Directive: For each line below that includes the word "detached", make a copy.
-- begin Records to use --
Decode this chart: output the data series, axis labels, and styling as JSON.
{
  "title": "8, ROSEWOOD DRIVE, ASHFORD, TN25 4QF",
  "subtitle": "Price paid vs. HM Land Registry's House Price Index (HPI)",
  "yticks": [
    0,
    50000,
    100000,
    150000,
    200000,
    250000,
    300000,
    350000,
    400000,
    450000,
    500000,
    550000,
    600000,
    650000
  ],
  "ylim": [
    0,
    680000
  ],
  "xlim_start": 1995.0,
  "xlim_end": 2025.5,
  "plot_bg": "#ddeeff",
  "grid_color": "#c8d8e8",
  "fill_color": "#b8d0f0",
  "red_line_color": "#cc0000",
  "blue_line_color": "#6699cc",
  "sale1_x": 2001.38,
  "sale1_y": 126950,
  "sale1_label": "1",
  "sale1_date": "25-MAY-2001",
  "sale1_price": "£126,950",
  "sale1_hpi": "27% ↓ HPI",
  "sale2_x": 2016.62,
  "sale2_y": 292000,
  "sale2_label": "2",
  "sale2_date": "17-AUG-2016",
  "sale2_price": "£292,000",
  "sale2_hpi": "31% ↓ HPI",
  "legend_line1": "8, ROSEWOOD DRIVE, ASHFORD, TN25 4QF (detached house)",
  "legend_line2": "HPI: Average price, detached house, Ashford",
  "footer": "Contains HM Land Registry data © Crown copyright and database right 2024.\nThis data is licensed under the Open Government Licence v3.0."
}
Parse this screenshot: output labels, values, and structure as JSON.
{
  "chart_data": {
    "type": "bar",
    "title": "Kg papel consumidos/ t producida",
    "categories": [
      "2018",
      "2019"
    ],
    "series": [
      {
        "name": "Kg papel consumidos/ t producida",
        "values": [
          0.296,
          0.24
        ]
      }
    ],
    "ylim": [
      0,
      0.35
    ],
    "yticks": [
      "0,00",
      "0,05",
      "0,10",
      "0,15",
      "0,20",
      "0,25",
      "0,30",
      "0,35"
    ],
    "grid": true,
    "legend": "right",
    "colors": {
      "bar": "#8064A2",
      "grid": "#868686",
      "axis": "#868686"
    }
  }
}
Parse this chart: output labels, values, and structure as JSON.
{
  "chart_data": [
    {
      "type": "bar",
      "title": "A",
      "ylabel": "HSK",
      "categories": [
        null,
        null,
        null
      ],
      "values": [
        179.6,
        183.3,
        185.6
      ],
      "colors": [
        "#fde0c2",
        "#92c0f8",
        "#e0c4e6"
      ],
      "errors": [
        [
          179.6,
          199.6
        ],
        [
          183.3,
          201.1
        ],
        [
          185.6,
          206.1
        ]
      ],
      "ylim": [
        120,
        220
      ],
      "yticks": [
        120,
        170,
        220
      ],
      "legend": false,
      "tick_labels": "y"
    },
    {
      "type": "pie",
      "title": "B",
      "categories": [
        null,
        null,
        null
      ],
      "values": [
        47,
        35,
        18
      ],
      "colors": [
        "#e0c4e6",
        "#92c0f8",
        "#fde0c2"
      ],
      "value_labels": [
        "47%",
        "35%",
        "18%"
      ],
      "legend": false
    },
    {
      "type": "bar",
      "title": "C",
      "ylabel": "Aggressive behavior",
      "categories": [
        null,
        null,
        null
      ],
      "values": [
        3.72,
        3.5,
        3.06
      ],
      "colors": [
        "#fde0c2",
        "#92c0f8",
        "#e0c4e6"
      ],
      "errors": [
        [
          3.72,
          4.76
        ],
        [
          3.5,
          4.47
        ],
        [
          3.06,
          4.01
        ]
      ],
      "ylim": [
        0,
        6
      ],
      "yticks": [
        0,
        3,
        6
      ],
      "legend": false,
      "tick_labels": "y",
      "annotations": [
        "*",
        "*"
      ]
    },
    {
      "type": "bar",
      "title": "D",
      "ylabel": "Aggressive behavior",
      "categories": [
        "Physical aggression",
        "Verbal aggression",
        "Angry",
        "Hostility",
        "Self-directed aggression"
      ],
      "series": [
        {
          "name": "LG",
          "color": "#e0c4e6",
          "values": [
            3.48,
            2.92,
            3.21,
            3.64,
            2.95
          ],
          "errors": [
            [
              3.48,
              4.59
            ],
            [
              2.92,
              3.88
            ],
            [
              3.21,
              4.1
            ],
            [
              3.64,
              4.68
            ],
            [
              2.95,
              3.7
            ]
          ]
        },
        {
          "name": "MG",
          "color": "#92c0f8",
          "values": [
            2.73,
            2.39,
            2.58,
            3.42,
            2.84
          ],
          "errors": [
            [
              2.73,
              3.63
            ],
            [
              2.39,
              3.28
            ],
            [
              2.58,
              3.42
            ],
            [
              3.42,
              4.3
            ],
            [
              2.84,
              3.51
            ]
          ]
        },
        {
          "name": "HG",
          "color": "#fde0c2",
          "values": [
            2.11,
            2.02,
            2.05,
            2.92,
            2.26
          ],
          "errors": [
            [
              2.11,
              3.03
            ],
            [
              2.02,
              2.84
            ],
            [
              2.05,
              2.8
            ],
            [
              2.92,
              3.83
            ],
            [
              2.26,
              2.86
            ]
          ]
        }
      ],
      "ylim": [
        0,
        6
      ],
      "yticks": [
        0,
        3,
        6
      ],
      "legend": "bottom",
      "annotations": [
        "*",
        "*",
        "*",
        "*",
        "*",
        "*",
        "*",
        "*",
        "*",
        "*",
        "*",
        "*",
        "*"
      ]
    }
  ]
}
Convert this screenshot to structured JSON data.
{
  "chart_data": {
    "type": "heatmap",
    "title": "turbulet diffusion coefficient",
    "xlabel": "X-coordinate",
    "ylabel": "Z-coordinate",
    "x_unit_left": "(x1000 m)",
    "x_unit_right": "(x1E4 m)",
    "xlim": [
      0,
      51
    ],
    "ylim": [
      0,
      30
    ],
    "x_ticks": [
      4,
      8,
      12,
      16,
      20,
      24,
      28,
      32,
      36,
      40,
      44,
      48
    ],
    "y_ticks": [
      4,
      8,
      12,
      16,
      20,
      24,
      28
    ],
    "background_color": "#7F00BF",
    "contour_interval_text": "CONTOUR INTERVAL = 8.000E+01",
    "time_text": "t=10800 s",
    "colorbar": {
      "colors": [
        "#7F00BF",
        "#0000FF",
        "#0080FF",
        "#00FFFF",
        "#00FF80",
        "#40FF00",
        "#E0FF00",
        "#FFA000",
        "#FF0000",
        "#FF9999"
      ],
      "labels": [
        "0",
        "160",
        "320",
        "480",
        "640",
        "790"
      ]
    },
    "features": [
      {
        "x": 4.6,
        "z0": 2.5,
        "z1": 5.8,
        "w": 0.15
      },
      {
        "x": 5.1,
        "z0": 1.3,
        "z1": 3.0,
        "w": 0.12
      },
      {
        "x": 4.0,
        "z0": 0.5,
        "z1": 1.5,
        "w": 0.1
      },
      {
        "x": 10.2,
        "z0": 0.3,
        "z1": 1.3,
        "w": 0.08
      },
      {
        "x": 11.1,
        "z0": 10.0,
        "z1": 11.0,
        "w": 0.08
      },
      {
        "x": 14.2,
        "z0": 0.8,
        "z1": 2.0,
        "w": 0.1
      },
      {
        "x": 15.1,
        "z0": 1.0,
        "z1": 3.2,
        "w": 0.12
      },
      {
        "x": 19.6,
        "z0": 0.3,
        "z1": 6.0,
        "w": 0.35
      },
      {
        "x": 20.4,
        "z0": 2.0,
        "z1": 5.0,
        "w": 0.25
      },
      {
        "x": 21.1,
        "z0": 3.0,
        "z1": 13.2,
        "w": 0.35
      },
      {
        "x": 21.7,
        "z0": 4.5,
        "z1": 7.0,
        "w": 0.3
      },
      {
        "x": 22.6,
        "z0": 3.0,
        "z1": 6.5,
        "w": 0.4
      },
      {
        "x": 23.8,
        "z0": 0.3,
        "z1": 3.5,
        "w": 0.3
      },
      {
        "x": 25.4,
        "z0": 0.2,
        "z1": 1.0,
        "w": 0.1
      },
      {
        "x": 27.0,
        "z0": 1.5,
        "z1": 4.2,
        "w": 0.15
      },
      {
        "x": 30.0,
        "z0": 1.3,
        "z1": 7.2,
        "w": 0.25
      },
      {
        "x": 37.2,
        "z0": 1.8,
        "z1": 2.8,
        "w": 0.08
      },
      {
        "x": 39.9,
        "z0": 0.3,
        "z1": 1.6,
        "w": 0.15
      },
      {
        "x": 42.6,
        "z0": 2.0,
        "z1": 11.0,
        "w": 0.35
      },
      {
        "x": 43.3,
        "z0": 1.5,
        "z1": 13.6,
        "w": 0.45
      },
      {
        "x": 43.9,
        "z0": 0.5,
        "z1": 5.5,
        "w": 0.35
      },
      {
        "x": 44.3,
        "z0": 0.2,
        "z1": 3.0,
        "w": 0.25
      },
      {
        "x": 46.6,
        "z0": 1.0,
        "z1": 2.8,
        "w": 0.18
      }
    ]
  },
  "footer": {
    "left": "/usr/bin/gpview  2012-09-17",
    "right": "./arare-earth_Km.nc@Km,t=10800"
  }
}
-- end Records to use --
Correct answer:
  "legend_line1": "8, ROSEWOOD DRIVE, ASHFORD, TN25 4QF (detached house)",
  "legend_line2": "HPI: Average price, detached house, Ashford",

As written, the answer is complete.